* **Written task**: Can you set out every line of the entries below as a JSON list of strings, one string per line, with blank lines dropped and the pictures left out?

* **Data shown**:
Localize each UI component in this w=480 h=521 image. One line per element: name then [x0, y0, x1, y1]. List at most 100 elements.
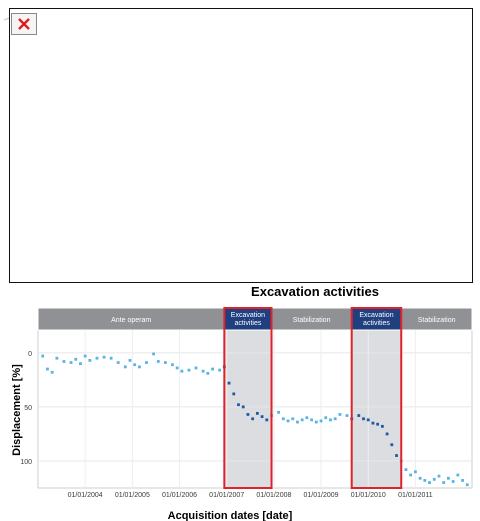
phase-label: Stabilization	[293, 317, 331, 324]
data-point	[286, 419, 290, 423]
data-point	[300, 418, 304, 422]
data-point	[251, 417, 255, 421]
data-point	[329, 418, 332, 422]
data-point	[456, 473, 460, 477]
data-point	[362, 417, 365, 421]
x-tick-label: 01/01/2007	[209, 492, 244, 499]
data-point	[409, 473, 413, 477]
data-point	[376, 422, 380, 426]
data-point	[291, 417, 295, 421]
x-tick-label: 01/01/2009	[304, 492, 339, 499]
phase-shade	[351, 330, 402, 488]
data-point	[50, 370, 54, 374]
data-point	[413, 470, 417, 474]
data-point	[88, 358, 92, 362]
x-tick-label: 01/01/2010	[351, 492, 386, 499]
data-point	[55, 356, 59, 360]
data-point	[432, 477, 436, 481]
data-point	[324, 416, 328, 420]
data-point	[123, 365, 127, 369]
data-point	[171, 363, 174, 367]
data-point	[395, 454, 398, 457]
data-point	[319, 419, 323, 423]
data-point	[69, 361, 73, 364]
data-point	[437, 474, 441, 478]
data-point	[428, 481, 431, 484]
data-point	[206, 371, 210, 375]
x-tick-label: 01/01/2008	[256, 492, 291, 499]
data-point	[418, 476, 422, 480]
data-point	[62, 360, 66, 363]
phase-label: activities	[235, 320, 262, 327]
data-point	[95, 356, 99, 360]
data-point	[310, 418, 314, 422]
data-point	[265, 418, 269, 422]
data-point	[296, 420, 299, 424]
data-point	[194, 366, 198, 370]
data-point	[366, 418, 370, 422]
data-point	[109, 356, 113, 360]
data-point	[338, 413, 342, 416]
data-point	[175, 366, 179, 370]
data-point	[145, 361, 148, 364]
chart-title: Excavation activities	[251, 284, 379, 299]
x-tick-label: 01/01/2004	[68, 492, 103, 499]
data-point	[345, 414, 349, 417]
x-tick-label: 01/01/2011	[398, 492, 433, 499]
data-point	[128, 358, 132, 362]
phase-label: Excavation	[359, 312, 393, 319]
phase-label: Stabilization	[418, 317, 456, 324]
data-point	[404, 468, 408, 472]
data-point	[163, 361, 167, 364]
phase-label: Excavation	[231, 312, 265, 319]
data-point	[232, 392, 236, 396]
data-point	[442, 481, 446, 484]
data-point	[41, 354, 45, 358]
data-point	[237, 403, 240, 407]
data-point	[116, 361, 120, 364]
data-point	[357, 414, 361, 417]
data-point	[227, 381, 231, 385]
data-point	[385, 432, 389, 436]
data-point	[187, 368, 191, 372]
x-axis-label: Acquisition dates [date]	[168, 510, 293, 521]
data-point	[218, 368, 222, 372]
data-point	[447, 476, 450, 480]
data-point	[152, 352, 155, 356]
data-point	[201, 369, 205, 373]
data-point	[138, 365, 141, 369]
highlight-box	[350, 307, 403, 489]
data-point	[423, 479, 427, 482]
x-tick-label: 01/01/2006	[162, 492, 197, 499]
data-point	[74, 357, 78, 361]
data-point	[281, 417, 285, 421]
y-axis-label: Displacement [%]	[11, 364, 23, 456]
phase-label: activities	[363, 320, 390, 327]
data-point	[380, 424, 384, 428]
data-point	[46, 367, 49, 371]
broken-image-icon	[11, 13, 37, 35]
y-tick-label: 100	[20, 459, 32, 466]
highlight-box	[223, 307, 273, 489]
data-point	[465, 483, 469, 487]
data-point	[314, 420, 318, 424]
x-tick-label: 01/01/2005	[115, 492, 150, 499]
data-point	[305, 416, 309, 420]
data-point	[246, 413, 250, 416]
data-point	[333, 417, 337, 421]
data-point	[156, 360, 160, 363]
data-point	[277, 410, 280, 414]
phase-label: Ante operam	[111, 317, 151, 324]
broken-image-frame	[9, 8, 473, 283]
data-point	[461, 479, 464, 482]
y-tick-label: 0	[28, 351, 32, 358]
data-point	[260, 415, 264, 419]
data-point	[133, 363, 137, 367]
y-tick-label: 50	[24, 405, 32, 412]
data-point	[83, 354, 87, 358]
data-point	[211, 367, 214, 371]
data-point	[371, 421, 375, 425]
data-point	[79, 362, 82, 366]
data-point	[451, 480, 455, 483]
data-point	[255, 411, 259, 415]
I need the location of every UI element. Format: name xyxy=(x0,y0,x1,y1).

* **Expected answer**:
[
  "Localize each UI component in this w=480 h=521 image. One line per element: name then [x0, y0, x1, y1]. List at most 100 elements.",
  "phase-label: Stabilization\t[293, 317, 331, 324]",
  "data-point\t[286, 419, 290, 423]",
  "data-point\t[300, 418, 304, 422]",
  "data-point\t[251, 417, 255, 421]",
  "data-point\t[329, 418, 332, 422]",
  "data-point\t[456, 473, 460, 477]",
  "data-point\t[362, 417, 365, 421]",
  "x-tick-label: 01/01/2007\t[209, 492, 244, 499]",
  "data-point\t[409, 473, 413, 477]",
  "data-point\t[376, 422, 380, 426]",
  "data-point\t[291, 417, 295, 421]",
  "x-tick-label: 01/01/2009\t[304, 492, 339, 499]",
  "phase-shade\t[351, 330, 402, 488]",
  "data-point\t[50, 370, 54, 374]",
  "data-point\t[413, 470, 417, 474]",
  "data-point\t[88, 358, 92, 362]",
  "x-tick-label: 01/01/2010\t[351, 492, 386, 499]",
  "data-point\t[55, 356, 59, 360]",
  "data-point\t[432, 477, 436, 481]",
  "data-point\t[324, 416, 328, 420]",
  "data-point\t[123, 365, 127, 369]",
  "data-point\t[171, 363, 174, 367]",
  "data-point\t[395, 454, 398, 457]",
  "data-point\t[319, 419, 323, 423]",
  "data-point\t[69, 361, 73, 364]",
  "data-point\t[437, 474, 441, 478]",
  "data-point\t[428, 481, 431, 484]",
  "data-point\t[206, 371, 210, 375]",
  "x-tick-label: 01/01/2008\t[256, 492, 291, 499]",
  "data-point\t[418, 476, 422, 480]",
  "data-point\t[62, 360, 66, 363]",
  "phase-label: activities\t[235, 320, 262, 327]",
  "data-point\t[95, 356, 99, 360]",
  "data-point\t[310, 418, 314, 422]",
  "data-point\t[265, 418, 269, 422]",
  "data-point\t[296, 420, 299, 424]",
  "data-point\t[194, 366, 198, 370]",
  "data-point\t[366, 418, 370, 422]",
  "data-point\t[109, 356, 113, 360]",
  "data-point\t[338, 413, 342, 416]",
  "data-point\t[175, 366, 179, 370]",
  "data-point\t[145, 361, 148, 364]",
  "chart-title: Excavation activities\t[251, 284, 379, 299]",
  "x-tick-label: 01/01/2004\t[68, 492, 103, 499]",
  "data-point\t[345, 414, 349, 417]",
  "x-tick-label: 01/01/2011\t[398, 492, 433, 499]",
  "data-point\t[128, 358, 132, 362]",
  "phase-label: Excavation\t[359, 312, 393, 319]",
  "phase-label: Stabilization\t[418, 317, 456, 324]",
  "data-point\t[404, 468, 408, 472]",
  "data-point\t[163, 361, 167, 364]",
  "phase-label: Excavation\t[231, 312, 265, 319]",
  "data-point\t[232, 392, 236, 396]",
  "data-point\t[442, 481, 446, 484]",
  "data-point\t[41, 354, 45, 358]",
  "data-point\t[237, 403, 240, 407]",
  "data-point\t[116, 361, 120, 364]",
  "data-point\t[357, 414, 361, 417]",
  "data-point\t[227, 381, 231, 385]",
  "data-point\t[385, 432, 389, 436]",
  "data-point\t[187, 368, 191, 372]",
  "x-axis-label: Acquisition dates [date]\t[168, 510, 293, 521]",
  "data-point\t[218, 368, 222, 372]",
  "data-point\t[447, 476, 450, 480]",
  "data-point\t[152, 352, 155, 356]",
  "data-point\t[201, 369, 205, 373]",
  "data-point\t[138, 365, 141, 369]",
  "highlight-box\t[350, 307, 403, 489]",
  "data-point\t[423, 479, 427, 482]",
  "x-tick-label: 01/01/2006\t[162, 492, 197, 499]",
  "data-point\t[74, 357, 78, 361]",
  "data-point\t[281, 417, 285, 421]",
  "y-axis-label: Displacement [%]\t[11, 364, 23, 456]",
  "phase-label: activities\t[363, 320, 390, 327]",
  "data-point\t[380, 424, 384, 428]",
  "data-point\t[46, 367, 49, 371]",
  "broken-image-icon\t[11, 13, 37, 35]",
  "y-tick-label: 100\t[20, 459, 32, 466]",
  "highlight-box\t[223, 307, 273, 489]",
  "data-point\t[465, 483, 469, 487]",
  "data-point\t[314, 420, 318, 424]",
  "x-tick-label: 01/01/2005\t[115, 492, 150, 499]",
  "data-point\t[305, 416, 309, 420]",
  "data-point\t[246, 413, 250, 416]",
  "data-point\t[333, 417, 337, 421]",
  "data-point\t[156, 360, 160, 363]",
  "data-point\t[277, 410, 280, 414]",
  "phase-label: Ante operam\t[111, 317, 151, 324]",
  "broken-image-frame\t[9, 8, 473, 283]",
  "data-point\t[461, 479, 464, 482]",
  "y-tick-label: 0\t[28, 351, 32, 358]",
  "data-point\t[260, 415, 264, 419]",
  "data-point\t[133, 363, 137, 367]",
  "y-tick-label: 50\t[24, 405, 32, 412]",
  "data-point\t[83, 354, 87, 358]",
  "data-point\t[211, 367, 214, 371]",
  "data-point\t[371, 421, 375, 425]",
  "data-point\t[79, 362, 82, 366]",
  "data-point\t[451, 480, 455, 483]",
  "data-point\t[255, 411, 259, 415]",
  "I need the location of every UI element. Format: name xyxy=(x0,y0,x1,y1)."
]